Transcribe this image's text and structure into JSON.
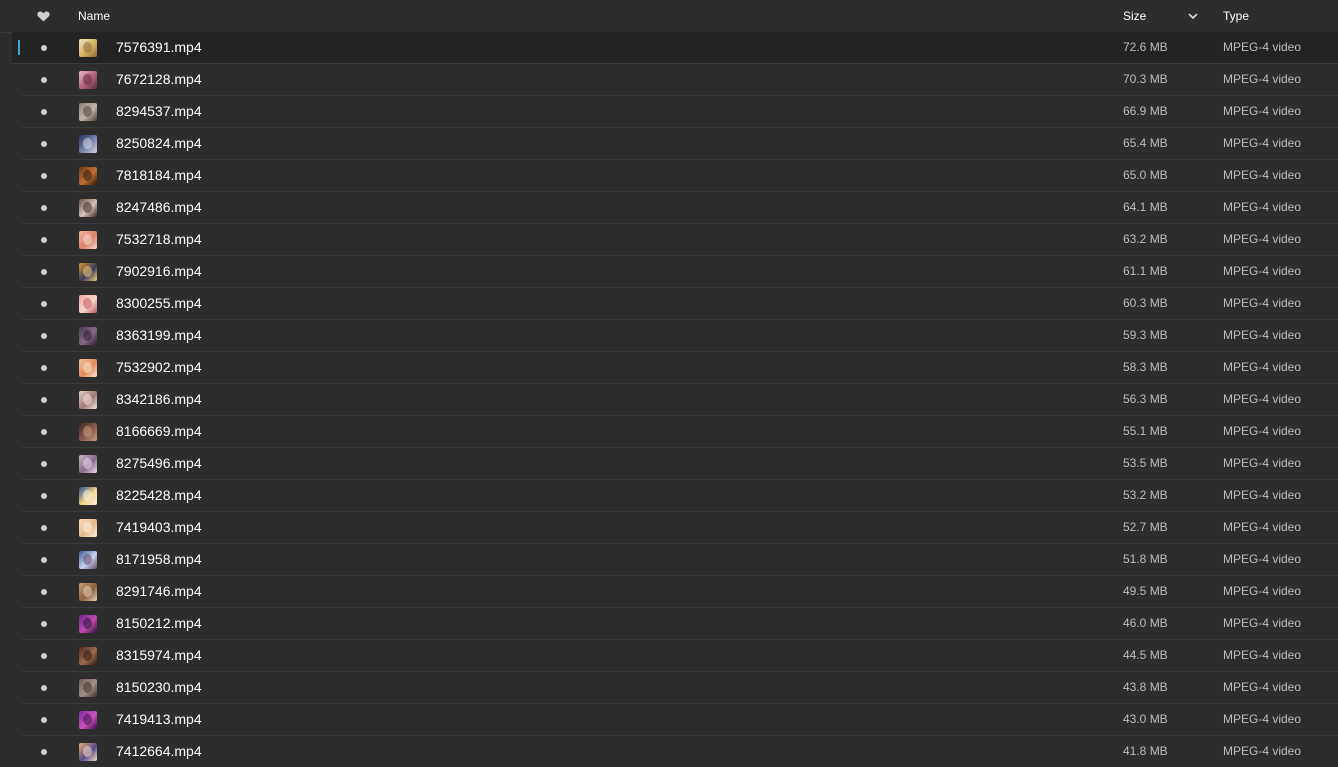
{
  "header": {
    "favorite_icon": "heart-icon",
    "name_label": "Name",
    "size_label": "Size",
    "sort_icon": "chevron-down-icon",
    "type_label": "Type"
  },
  "colors": {
    "background": "#2d2d2d",
    "selected_row": "#232323",
    "focus_accent": "#4aa3d8",
    "text_primary": "#ffffff",
    "text_secondary": "#bdbdbd"
  },
  "files": [
    {
      "name": "7576391.mp4",
      "size": "72.6 MB",
      "type": "MPEG-4 video",
      "thumb": [
        "#f2e3c6",
        "#d6b25a",
        "#8a6a3c"
      ],
      "selected": true
    },
    {
      "name": "7672128.mp4",
      "size": "70.3 MB",
      "type": "MPEG-4 video",
      "thumb": [
        "#e8b6c4",
        "#b0607a",
        "#5a2a3a"
      ]
    },
    {
      "name": "8294537.mp4",
      "size": "66.9 MB",
      "type": "MPEG-4 video",
      "thumb": [
        "#8a7f74",
        "#c2b6a6",
        "#4a4036"
      ]
    },
    {
      "name": "8250824.mp4",
      "size": "65.4 MB",
      "type": "MPEG-4 video",
      "thumb": [
        "#2a3150",
        "#7a86b0",
        "#d8d2e6"
      ]
    },
    {
      "name": "7818184.mp4",
      "size": "65.0 MB",
      "type": "MPEG-4 video",
      "thumb": [
        "#6a3a1e",
        "#c07030",
        "#2e1a10"
      ]
    },
    {
      "name": "8247486.mp4",
      "size": "64.1 MB",
      "type": "MPEG-4 video",
      "thumb": [
        "#6a5048",
        "#d8c4b6",
        "#3a2a26"
      ]
    },
    {
      "name": "7532718.mp4",
      "size": "63.2 MB",
      "type": "MPEG-4 video",
      "thumb": [
        "#f0b8a6",
        "#d9806a",
        "#f6dccf"
      ]
    },
    {
      "name": "7902916.mp4",
      "size": "61.1 MB",
      "type": "MPEG-4 video",
      "thumb": [
        "#d69a2a",
        "#3a3a5a",
        "#f2d07a"
      ]
    },
    {
      "name": "8300255.mp4",
      "size": "60.3 MB",
      "type": "MPEG-4 video",
      "thumb": [
        "#f0a6a6",
        "#f6d6c8",
        "#c05a6a"
      ]
    },
    {
      "name": "8363199.mp4",
      "size": "59.3 MB",
      "type": "MPEG-4 video",
      "thumb": [
        "#4a3a56",
        "#8a6a86",
        "#2a2030"
      ]
    },
    {
      "name": "7532902.mp4",
      "size": "58.3 MB",
      "type": "MPEG-4 video",
      "thumb": [
        "#f2c6a0",
        "#e08a5a",
        "#fae6d2"
      ]
    },
    {
      "name": "8342186.mp4",
      "size": "56.3 MB",
      "type": "MPEG-4 video",
      "thumb": [
        "#e6d0c6",
        "#a07a70",
        "#f4e8e2"
      ]
    },
    {
      "name": "8166669.mp4",
      "size": "55.1 MB",
      "type": "MPEG-4 video",
      "thumb": [
        "#3a2a26",
        "#8a5a4a",
        "#c8a080"
      ]
    },
    {
      "name": "8275496.mp4",
      "size": "53.5 MB",
      "type": "MPEG-4 video",
      "thumb": [
        "#c8b6c6",
        "#8a6a8a",
        "#eadfe8"
      ]
    },
    {
      "name": "8225428.mp4",
      "size": "53.2 MB",
      "type": "MPEG-4 video",
      "thumb": [
        "#2a4a8a",
        "#f6d68a",
        "#f4f0e6"
      ]
    },
    {
      "name": "7419403.mp4",
      "size": "52.7 MB",
      "type": "MPEG-4 video",
      "thumb": [
        "#f6e0c0",
        "#e8b88a",
        "#fbf1e2"
      ]
    },
    {
      "name": "8171958.mp4",
      "size": "51.8 MB",
      "type": "MPEG-4 video",
      "thumb": [
        "#3a5a9a",
        "#c6d2ea",
        "#6a4a6a"
      ]
    },
    {
      "name": "8291746.mp4",
      "size": "49.5 MB",
      "type": "MPEG-4 video",
      "thumb": [
        "#c8a076",
        "#8a6040",
        "#ead2b6"
      ]
    },
    {
      "name": "8150212.mp4",
      "size": "46.0 MB",
      "type": "MPEG-4 video",
      "thumb": [
        "#6a2a8a",
        "#c04ab0",
        "#2a1436"
      ]
    },
    {
      "name": "8315974.mp4",
      "size": "44.5 MB",
      "type": "MPEG-4 video",
      "thumb": [
        "#4a2e22",
        "#a06a4a",
        "#2a1a14"
      ]
    },
    {
      "name": "8150230.mp4",
      "size": "43.8 MB",
      "type": "MPEG-4 video",
      "thumb": [
        "#6a5a56",
        "#a6908a",
        "#3a302e"
      ]
    },
    {
      "name": "7419413.mp4",
      "size": "43.0 MB",
      "type": "MPEG-4 video",
      "thumb": [
        "#7a2a9a",
        "#d050c0",
        "#3a1446"
      ]
    },
    {
      "name": "7412664.mp4",
      "size": "41.8 MB",
      "type": "MPEG-4 video",
      "thumb": [
        "#e6b070",
        "#5a4a8a",
        "#f6e2c6"
      ]
    }
  ]
}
- - - -
**Requirement:** The data above should be repeated exactly, minus any pictures.

**Exercise output:**
Transcribe this image's text and structure into JSON.
{
  "header": {
    "favorite_icon": "heart-icon",
    "name_label": "Name",
    "size_label": "Size",
    "sort_icon": "chevron-down-icon",
    "type_label": "Type"
  },
  "colors": {
    "background": "#2d2d2d",
    "selected_row": "#232323",
    "focus_accent": "#4aa3d8",
    "text_primary": "#ffffff",
    "text_secondary": "#bdbdbd"
  },
  "files": [
    {
      "name": "7576391.mp4",
      "size": "72.6 MB",
      "type": "MPEG-4 video",
      "thumb": [
        "#f2e3c6",
        "#d6b25a",
        "#8a6a3c"
      ],
      "selected": true
    },
    {
      "name": "7672128.mp4",
      "size": "70.3 MB",
      "type": "MPEG-4 video",
      "thumb": [
        "#e8b6c4",
        "#b0607a",
        "#5a2a3a"
      ]
    },
    {
      "name": "8294537.mp4",
      "size": "66.9 MB",
      "type": "MPEG-4 video",
      "thumb": [
        "#8a7f74",
        "#c2b6a6",
        "#4a4036"
      ]
    },
    {
      "name": "8250824.mp4",
      "size": "65.4 MB",
      "type": "MPEG-4 video",
      "thumb": [
        "#2a3150",
        "#7a86b0",
        "#d8d2e6"
      ]
    },
    {
      "name": "7818184.mp4",
      "size": "65.0 MB",
      "type": "MPEG-4 video",
      "thumb": [
        "#6a3a1e",
        "#c07030",
        "#2e1a10"
      ]
    },
    {
      "name": "8247486.mp4",
      "size": "64.1 MB",
      "type": "MPEG-4 video",
      "thumb": [
        "#6a5048",
        "#d8c4b6",
        "#3a2a26"
      ]
    },
    {
      "name": "7532718.mp4",
      "size": "63.2 MB",
      "type": "MPEG-4 video",
      "thumb": [
        "#f0b8a6",
        "#d9806a",
        "#f6dccf"
      ]
    },
    {
      "name": "7902916.mp4",
      "size": "61.1 MB",
      "type": "MPEG-4 video",
      "thumb": [
        "#d69a2a",
        "#3a3a5a",
        "#f2d07a"
      ]
    },
    {
      "name": "8300255.mp4",
      "size": "60.3 MB",
      "type": "MPEG-4 video",
      "thumb": [
        "#f0a6a6",
        "#f6d6c8",
        "#c05a6a"
      ]
    },
    {
      "name": "8363199.mp4",
      "size": "59.3 MB",
      "type": "MPEG-4 video",
      "thumb": [
        "#4a3a56",
        "#8a6a86",
        "#2a2030"
      ]
    },
    {
      "name": "7532902.mp4",
      "size": "58.3 MB",
      "type": "MPEG-4 video",
      "thumb": [
        "#f2c6a0",
        "#e08a5a",
        "#fae6d2"
      ]
    },
    {
      "name": "8342186.mp4",
      "size": "56.3 MB",
      "type": "MPEG-4 video",
      "thumb": [
        "#e6d0c6",
        "#a07a70",
        "#f4e8e2"
      ]
    },
    {
      "name": "8166669.mp4",
      "size": "55.1 MB",
      "type": "MPEG-4 video",
      "thumb": [
        "#3a2a26",
        "#8a5a4a",
        "#c8a080"
      ]
    },
    {
      "name": "8275496.mp4",
      "size": "53.5 MB",
      "type": "MPEG-4 video",
      "thumb": [
        "#c8b6c6",
        "#8a6a8a",
        "#eadfe8"
      ]
    },
    {
      "name": "8225428.mp4",
      "size": "53.2 MB",
      "type": "MPEG-4 video",
      "thumb": [
        "#2a4a8a",
        "#f6d68a",
        "#f4f0e6"
      ]
    },
    {
      "name": "7419403.mp4",
      "size": "52.7 MB",
      "type": "MPEG-4 video",
      "thumb": [
        "#f6e0c0",
        "#e8b88a",
        "#fbf1e2"
      ]
    },
    {
      "name": "8171958.mp4",
      "size": "51.8 MB",
      "type": "MPEG-4 video",
      "thumb": [
        "#3a5a9a",
        "#c6d2ea",
        "#6a4a6a"
      ]
    },
    {
      "name": "8291746.mp4",
      "size": "49.5 MB",
      "type": "MPEG-4 video",
      "thumb": [
        "#c8a076",
        "#8a6040",
        "#ead2b6"
      ]
    },
    {
      "name": "8150212.mp4",
      "size": "46.0 MB",
      "type": "MPEG-4 video",
      "thumb": [
        "#6a2a8a",
        "#c04ab0",
        "#2a1436"
      ]
    },
    {
      "name": "8315974.mp4",
      "size": "44.5 MB",
      "type": "MPEG-4 video",
      "thumb": [
        "#4a2e22",
        "#a06a4a",
        "#2a1a14"
      ]
    },
    {
      "name": "8150230.mp4",
      "size": "43.8 MB",
      "type": "MPEG-4 video",
      "thumb": [
        "#6a5a56",
        "#a6908a",
        "#3a302e"
      ]
    },
    {
      "name": "7419413.mp4",
      "size": "43.0 MB",
      "type": "MPEG-4 video",
      "thumb": [
        "#7a2a9a",
        "#d050c0",
        "#3a1446"
      ]
    },
    {
      "name": "7412664.mp4",
      "size": "41.8 MB",
      "type": "MPEG-4 video",
      "thumb": [
        "#e6b070",
        "#5a4a8a",
        "#f6e2c6"
      ]
    }
  ]
}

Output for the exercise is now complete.